GIVEN TASK:
Look for the word "Precipitation" in the entries below, then copy every line that has it.

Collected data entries

▽

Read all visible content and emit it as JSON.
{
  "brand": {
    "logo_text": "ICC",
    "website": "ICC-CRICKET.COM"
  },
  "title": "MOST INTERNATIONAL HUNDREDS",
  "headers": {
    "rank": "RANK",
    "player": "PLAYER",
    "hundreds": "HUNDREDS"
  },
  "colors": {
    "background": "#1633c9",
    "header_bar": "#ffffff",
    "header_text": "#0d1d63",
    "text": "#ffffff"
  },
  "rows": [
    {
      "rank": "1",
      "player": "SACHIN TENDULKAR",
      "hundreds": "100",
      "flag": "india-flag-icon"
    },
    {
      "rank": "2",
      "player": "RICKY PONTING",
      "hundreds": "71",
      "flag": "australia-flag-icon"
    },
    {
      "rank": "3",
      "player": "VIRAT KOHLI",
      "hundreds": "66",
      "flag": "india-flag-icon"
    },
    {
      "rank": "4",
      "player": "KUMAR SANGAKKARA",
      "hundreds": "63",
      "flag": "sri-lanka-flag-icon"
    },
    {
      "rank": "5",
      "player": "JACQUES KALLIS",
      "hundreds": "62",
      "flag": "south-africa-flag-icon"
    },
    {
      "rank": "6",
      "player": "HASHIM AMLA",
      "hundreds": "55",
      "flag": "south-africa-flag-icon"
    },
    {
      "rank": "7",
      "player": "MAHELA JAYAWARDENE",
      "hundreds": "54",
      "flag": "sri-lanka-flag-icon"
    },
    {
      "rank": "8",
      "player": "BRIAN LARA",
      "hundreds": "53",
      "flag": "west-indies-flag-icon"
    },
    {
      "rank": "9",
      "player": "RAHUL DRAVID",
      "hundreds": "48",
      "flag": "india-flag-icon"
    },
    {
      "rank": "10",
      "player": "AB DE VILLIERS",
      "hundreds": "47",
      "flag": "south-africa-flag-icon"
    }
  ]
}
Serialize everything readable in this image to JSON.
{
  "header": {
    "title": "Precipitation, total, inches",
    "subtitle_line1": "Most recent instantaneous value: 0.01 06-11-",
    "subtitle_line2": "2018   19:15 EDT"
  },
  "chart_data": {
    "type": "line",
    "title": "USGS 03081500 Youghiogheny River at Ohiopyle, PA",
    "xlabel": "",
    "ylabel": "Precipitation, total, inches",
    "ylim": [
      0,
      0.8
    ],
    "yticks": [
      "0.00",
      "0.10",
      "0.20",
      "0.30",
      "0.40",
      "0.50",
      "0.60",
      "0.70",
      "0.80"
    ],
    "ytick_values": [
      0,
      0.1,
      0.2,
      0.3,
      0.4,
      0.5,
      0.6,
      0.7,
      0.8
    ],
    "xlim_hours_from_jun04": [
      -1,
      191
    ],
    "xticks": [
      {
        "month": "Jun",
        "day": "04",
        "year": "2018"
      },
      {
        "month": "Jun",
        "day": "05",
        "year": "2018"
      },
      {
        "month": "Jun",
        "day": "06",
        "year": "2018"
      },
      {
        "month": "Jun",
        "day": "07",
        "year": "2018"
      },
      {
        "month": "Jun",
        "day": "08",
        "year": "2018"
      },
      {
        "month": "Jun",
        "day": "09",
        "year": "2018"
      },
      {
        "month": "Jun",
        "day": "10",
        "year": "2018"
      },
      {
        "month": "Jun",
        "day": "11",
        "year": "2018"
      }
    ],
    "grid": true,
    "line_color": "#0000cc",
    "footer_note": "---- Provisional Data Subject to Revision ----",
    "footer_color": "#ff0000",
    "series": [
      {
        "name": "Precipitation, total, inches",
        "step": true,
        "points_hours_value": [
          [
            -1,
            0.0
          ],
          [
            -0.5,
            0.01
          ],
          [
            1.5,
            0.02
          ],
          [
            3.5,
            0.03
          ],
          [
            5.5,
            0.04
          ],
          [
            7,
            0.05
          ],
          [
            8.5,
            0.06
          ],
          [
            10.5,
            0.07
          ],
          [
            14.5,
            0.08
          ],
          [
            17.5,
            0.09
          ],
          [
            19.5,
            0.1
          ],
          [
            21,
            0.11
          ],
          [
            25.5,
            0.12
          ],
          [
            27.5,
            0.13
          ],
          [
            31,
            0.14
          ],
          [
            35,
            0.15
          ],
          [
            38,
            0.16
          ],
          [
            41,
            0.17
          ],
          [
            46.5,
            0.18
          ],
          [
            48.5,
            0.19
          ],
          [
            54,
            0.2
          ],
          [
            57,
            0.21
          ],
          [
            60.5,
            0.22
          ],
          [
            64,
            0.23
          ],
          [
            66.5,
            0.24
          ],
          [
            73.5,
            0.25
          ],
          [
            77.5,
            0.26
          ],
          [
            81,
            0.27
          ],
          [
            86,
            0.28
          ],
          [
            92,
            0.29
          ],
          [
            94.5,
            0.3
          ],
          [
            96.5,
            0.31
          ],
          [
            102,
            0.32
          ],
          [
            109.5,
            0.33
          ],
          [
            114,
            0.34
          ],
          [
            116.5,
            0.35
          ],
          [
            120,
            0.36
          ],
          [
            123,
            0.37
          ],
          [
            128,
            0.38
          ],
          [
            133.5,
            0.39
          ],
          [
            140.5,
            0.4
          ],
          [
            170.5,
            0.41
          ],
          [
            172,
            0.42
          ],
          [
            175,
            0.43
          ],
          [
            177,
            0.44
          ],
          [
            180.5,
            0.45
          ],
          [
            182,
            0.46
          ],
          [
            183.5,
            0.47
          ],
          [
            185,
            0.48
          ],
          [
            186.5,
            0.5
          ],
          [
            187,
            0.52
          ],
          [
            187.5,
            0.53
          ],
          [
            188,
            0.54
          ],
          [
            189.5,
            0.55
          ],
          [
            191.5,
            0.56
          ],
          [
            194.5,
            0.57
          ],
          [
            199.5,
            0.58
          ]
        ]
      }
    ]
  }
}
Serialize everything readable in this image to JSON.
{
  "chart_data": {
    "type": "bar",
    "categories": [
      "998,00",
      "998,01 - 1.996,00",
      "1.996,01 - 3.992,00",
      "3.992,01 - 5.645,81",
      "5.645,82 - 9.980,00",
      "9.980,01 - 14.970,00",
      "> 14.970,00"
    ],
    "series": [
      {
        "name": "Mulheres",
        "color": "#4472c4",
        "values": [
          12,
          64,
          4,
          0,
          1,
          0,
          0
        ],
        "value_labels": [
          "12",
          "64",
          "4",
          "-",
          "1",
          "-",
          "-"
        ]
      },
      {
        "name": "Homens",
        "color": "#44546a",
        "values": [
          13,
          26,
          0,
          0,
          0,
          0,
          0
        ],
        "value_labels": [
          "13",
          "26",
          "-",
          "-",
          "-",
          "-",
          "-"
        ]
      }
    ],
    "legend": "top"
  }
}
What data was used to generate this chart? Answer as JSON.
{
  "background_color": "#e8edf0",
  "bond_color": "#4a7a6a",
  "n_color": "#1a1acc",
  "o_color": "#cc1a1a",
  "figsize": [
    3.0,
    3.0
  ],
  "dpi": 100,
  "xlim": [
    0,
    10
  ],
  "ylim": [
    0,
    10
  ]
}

△

RESULT OF THE TASK:
    "title": "Precipitation, total, inches",
    "ylabel": "Precipitation, total, inches",
        "name": "Precipitation, total, inches",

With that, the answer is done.